**Task to complete**
Pull out every line in the data that has the string "offre" in it.

**Information supplied**

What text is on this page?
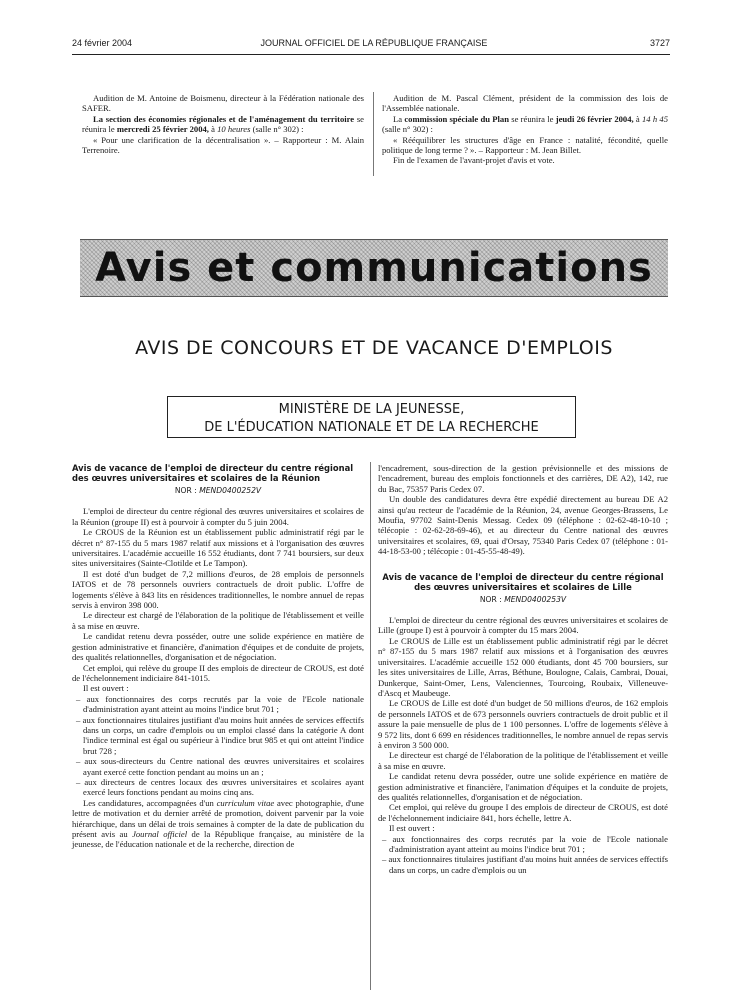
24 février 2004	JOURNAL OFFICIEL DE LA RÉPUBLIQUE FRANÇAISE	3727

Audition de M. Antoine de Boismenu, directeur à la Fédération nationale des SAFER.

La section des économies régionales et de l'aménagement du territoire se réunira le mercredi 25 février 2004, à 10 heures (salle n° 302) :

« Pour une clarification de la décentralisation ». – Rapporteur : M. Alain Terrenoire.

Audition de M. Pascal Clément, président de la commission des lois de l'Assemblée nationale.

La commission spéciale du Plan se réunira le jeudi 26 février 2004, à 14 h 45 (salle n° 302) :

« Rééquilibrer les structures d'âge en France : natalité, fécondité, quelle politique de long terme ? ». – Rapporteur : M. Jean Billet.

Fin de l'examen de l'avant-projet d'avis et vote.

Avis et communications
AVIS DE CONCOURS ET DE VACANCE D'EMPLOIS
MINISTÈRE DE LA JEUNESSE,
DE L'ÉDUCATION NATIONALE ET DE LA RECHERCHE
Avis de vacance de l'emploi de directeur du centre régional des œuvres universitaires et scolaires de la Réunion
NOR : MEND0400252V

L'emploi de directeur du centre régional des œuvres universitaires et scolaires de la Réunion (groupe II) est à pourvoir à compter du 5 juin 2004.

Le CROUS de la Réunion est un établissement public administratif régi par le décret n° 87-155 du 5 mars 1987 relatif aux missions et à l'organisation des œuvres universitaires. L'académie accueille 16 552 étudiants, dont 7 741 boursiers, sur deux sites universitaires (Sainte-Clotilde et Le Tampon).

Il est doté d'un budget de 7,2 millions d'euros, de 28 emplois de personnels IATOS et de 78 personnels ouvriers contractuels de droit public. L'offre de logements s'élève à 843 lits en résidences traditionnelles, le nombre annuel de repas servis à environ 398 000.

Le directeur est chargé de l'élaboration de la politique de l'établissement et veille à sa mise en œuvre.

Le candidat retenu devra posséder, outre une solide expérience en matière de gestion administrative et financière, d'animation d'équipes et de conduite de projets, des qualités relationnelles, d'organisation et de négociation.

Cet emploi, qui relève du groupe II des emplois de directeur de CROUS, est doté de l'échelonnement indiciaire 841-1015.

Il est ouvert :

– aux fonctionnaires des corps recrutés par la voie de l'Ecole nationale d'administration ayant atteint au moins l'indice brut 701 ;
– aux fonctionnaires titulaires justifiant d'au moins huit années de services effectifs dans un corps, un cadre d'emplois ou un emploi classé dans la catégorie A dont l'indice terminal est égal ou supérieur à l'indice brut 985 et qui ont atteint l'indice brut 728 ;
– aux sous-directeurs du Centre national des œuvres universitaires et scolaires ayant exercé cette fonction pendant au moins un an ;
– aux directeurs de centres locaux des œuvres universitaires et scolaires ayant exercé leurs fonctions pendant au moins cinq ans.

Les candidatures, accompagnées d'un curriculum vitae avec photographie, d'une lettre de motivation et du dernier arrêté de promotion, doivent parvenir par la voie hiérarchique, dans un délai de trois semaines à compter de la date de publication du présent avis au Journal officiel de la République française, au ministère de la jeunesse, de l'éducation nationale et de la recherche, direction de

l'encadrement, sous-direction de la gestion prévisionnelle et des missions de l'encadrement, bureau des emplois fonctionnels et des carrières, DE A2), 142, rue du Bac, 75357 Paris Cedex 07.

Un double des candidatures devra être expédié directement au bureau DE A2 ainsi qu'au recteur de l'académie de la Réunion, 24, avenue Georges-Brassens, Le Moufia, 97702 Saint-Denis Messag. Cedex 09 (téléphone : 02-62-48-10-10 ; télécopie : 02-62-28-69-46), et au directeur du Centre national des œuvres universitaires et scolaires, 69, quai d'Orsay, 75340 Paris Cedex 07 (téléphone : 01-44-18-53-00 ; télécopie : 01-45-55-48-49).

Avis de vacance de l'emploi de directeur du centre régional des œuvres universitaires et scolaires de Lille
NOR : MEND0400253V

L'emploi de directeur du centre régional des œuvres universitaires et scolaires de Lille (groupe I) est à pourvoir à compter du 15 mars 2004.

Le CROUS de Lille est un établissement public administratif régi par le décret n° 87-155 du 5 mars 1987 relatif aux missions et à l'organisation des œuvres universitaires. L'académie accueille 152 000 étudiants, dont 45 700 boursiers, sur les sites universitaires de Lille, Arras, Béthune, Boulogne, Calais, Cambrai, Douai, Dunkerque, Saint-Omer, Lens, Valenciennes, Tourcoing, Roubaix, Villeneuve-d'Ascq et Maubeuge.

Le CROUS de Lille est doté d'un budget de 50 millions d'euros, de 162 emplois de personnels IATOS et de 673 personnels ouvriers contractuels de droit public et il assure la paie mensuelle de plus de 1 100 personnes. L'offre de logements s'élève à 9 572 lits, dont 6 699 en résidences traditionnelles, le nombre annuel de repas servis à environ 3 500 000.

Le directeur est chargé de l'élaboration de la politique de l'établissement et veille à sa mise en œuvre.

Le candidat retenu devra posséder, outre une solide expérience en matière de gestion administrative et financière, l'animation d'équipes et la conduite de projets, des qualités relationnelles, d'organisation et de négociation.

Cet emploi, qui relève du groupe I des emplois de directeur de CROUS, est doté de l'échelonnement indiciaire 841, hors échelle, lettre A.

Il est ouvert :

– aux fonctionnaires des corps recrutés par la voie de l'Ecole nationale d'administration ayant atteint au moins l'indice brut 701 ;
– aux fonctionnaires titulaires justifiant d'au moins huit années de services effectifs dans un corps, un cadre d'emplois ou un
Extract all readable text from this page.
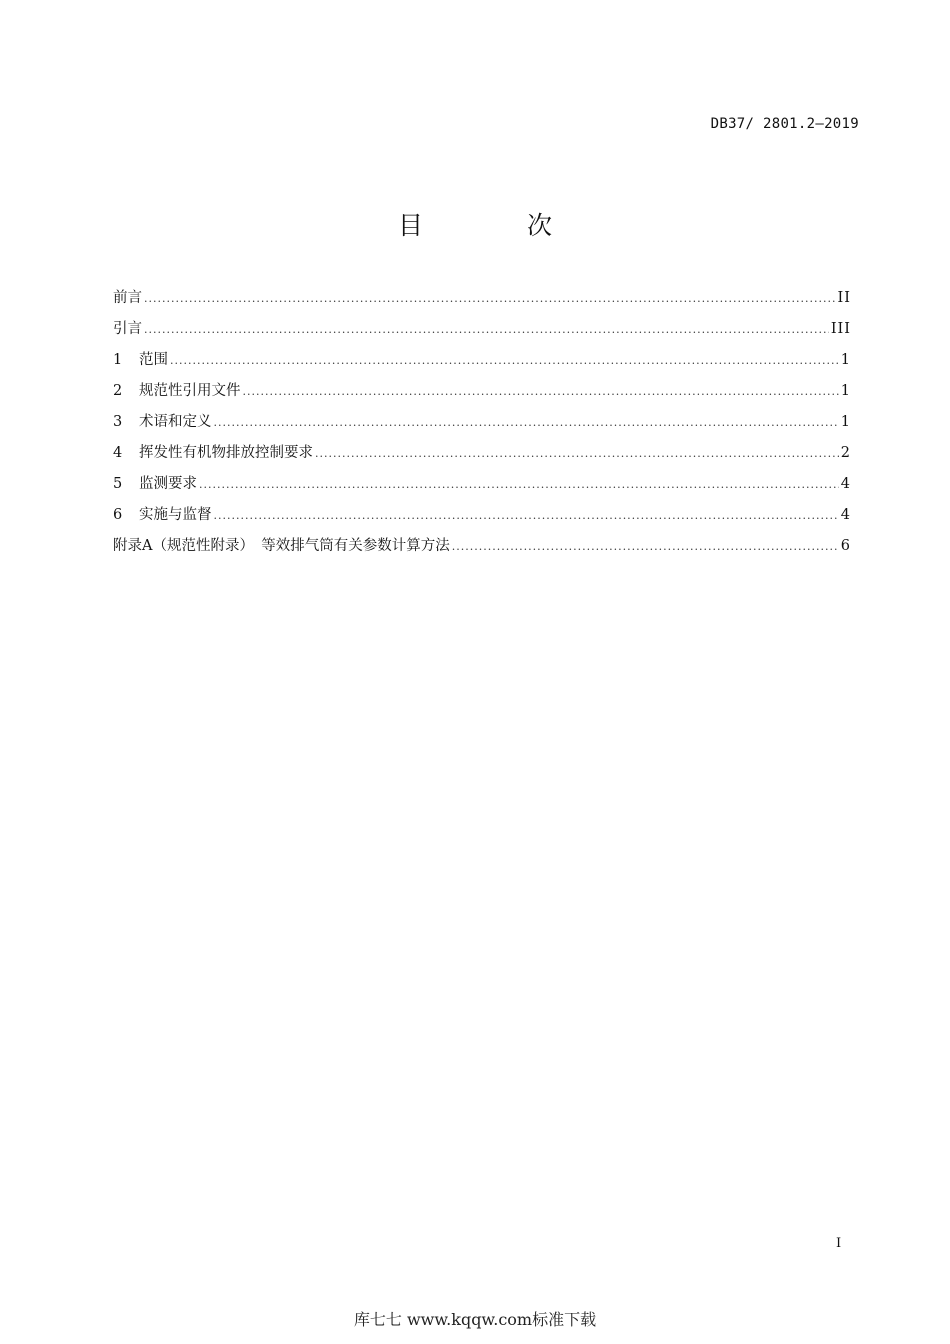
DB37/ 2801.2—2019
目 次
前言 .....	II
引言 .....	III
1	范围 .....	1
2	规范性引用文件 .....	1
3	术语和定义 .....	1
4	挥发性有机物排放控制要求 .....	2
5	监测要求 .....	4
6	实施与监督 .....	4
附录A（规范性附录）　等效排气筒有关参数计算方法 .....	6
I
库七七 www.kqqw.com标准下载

**The reply**
Il est doté d'un budget de 7,2 millions d'euros, de 28 emplois de personnels IATOS et de 78 personnels ouvriers contractuels de droit public. L'offre de logements s'élève à 843 lits en résidences traditionnelles, le nombre annuel de repas servis à environ 398 000.
Le CROUS de Lille est doté d'un budget de 50 millions d'euros, de 162 emplois de personnels IATOS et de 673 personnels ouvriers contractuels de droit public et il assure la paie mensuelle de plus de 1 100 personnes. L'offre de logements s'élève à 9 572 lits, dont 6 699 en résidences traditionnelles, le nombre annuel de repas servis à environ 3 500 000.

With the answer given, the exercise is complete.